_Objective_
Find the string "plain" in the records. Copy every line it appears in.

Data records:
****************
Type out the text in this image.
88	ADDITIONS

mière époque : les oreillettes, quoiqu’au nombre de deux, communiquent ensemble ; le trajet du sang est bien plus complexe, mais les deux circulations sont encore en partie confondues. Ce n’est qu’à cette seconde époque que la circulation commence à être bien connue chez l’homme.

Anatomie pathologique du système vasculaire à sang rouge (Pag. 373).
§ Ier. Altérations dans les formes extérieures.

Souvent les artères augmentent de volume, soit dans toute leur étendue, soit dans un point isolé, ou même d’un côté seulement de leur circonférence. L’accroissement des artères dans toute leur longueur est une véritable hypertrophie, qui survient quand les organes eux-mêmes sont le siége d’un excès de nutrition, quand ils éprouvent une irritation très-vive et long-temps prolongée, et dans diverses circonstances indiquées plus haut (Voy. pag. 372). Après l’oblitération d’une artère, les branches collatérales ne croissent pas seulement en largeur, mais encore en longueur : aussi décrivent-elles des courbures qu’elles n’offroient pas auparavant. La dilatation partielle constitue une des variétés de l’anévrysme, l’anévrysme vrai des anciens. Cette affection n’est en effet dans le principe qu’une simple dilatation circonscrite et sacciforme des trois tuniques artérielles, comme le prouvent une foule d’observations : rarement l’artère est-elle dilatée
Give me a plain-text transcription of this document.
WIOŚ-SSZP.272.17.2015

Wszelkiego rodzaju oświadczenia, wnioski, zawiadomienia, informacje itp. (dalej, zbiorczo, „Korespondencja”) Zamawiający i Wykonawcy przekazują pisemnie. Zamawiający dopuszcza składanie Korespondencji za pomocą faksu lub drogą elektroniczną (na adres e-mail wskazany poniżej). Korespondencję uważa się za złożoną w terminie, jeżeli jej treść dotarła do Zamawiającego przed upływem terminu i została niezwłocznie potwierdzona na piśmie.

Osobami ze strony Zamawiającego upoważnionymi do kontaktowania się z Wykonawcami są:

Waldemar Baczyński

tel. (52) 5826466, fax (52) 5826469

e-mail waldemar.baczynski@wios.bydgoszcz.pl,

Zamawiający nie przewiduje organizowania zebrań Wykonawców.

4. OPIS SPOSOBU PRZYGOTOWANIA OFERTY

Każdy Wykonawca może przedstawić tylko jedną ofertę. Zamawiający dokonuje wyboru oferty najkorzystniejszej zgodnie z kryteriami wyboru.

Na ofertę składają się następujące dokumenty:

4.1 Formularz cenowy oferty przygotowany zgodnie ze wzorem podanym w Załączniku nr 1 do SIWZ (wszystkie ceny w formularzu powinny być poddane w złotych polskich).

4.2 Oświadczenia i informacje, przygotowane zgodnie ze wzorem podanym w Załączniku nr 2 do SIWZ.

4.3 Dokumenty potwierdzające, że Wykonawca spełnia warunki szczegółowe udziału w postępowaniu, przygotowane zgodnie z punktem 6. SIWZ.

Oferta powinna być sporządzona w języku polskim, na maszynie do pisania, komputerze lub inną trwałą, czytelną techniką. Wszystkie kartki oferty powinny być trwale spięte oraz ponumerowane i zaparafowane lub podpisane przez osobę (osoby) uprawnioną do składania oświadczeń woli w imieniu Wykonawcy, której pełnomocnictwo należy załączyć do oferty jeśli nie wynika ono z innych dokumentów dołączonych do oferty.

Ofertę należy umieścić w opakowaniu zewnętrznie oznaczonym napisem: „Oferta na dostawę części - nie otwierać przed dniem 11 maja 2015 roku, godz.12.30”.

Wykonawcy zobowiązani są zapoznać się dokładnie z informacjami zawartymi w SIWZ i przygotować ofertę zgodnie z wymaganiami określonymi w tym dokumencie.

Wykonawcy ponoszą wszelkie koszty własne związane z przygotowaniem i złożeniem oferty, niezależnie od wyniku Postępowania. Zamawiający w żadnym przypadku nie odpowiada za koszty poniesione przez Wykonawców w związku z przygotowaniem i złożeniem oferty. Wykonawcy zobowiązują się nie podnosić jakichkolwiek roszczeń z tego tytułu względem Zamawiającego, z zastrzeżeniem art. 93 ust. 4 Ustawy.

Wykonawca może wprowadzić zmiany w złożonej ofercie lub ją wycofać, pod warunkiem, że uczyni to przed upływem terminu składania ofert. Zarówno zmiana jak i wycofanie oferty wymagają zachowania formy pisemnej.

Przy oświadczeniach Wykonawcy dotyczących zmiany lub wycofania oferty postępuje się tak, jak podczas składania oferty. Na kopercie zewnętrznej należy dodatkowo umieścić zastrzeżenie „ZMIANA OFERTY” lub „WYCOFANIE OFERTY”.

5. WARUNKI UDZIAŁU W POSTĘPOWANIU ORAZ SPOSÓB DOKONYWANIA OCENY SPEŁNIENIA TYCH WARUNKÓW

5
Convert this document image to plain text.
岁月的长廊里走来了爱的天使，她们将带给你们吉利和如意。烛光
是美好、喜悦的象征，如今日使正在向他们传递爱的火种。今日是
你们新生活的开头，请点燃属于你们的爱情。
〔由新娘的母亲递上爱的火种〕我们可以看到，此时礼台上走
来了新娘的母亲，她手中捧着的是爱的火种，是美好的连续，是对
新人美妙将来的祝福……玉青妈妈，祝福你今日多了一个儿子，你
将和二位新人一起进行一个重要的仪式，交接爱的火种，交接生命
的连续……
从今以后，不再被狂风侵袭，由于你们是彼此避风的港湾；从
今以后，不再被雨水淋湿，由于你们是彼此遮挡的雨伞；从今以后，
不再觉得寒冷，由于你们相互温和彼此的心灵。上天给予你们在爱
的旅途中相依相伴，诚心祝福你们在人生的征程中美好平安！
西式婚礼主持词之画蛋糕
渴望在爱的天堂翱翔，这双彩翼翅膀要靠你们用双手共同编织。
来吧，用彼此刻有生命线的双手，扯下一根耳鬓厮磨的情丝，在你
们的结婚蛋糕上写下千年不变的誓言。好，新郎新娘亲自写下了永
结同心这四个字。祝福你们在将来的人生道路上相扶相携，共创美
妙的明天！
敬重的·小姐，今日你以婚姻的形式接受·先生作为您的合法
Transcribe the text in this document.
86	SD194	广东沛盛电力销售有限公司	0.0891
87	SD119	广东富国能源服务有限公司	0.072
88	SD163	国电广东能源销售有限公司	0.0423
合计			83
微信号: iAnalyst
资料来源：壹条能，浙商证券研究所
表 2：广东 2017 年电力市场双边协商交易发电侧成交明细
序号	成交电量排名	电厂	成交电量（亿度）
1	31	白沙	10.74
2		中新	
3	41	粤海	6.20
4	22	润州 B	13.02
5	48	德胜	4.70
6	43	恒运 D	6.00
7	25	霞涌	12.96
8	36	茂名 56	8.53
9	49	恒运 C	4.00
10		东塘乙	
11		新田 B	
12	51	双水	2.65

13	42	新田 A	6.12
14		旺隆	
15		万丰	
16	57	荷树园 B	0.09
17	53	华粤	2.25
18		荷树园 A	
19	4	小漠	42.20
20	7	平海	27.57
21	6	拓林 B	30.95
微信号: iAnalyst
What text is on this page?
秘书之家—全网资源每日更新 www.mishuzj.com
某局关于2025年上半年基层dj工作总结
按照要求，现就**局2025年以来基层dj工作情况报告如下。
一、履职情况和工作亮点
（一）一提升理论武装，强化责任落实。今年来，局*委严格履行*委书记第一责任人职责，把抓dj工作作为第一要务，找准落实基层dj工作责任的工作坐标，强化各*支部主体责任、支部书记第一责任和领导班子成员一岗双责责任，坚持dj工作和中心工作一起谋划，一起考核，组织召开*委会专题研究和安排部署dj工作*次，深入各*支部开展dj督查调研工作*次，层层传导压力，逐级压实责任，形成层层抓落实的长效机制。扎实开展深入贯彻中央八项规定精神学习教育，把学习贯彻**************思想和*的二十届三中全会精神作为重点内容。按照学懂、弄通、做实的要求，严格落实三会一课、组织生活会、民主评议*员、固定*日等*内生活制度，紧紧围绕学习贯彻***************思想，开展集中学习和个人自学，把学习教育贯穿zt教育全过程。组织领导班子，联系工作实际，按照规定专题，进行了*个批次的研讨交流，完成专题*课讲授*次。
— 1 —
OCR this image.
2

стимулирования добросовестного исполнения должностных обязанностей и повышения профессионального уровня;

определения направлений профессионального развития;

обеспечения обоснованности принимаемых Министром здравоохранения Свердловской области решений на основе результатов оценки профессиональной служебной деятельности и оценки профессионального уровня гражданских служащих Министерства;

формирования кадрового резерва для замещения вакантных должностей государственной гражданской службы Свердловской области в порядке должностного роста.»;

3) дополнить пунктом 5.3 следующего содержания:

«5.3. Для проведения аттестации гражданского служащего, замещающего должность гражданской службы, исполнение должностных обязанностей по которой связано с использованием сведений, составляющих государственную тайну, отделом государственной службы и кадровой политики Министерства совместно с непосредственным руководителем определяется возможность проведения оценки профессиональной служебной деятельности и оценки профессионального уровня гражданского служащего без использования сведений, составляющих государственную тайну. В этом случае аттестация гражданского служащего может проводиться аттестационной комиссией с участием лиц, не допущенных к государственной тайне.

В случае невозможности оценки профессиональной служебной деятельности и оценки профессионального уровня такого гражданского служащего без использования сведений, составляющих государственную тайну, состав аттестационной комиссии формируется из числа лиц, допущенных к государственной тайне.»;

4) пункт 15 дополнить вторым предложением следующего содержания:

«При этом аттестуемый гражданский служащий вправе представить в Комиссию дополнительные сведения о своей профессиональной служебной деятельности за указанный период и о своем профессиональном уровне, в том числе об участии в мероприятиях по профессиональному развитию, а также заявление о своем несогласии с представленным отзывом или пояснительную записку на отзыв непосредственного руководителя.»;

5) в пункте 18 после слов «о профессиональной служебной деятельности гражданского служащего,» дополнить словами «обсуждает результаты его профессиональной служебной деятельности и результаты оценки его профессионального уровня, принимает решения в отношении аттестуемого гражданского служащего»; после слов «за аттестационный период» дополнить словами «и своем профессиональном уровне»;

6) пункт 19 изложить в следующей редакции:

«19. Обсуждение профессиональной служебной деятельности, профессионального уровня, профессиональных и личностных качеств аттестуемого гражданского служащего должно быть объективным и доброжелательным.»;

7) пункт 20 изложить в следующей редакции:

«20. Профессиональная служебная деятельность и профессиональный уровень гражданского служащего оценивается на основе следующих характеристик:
****************
_Reply to the exercise_
Give me a plain-text transcription of this document.
Convert this document image to plain text.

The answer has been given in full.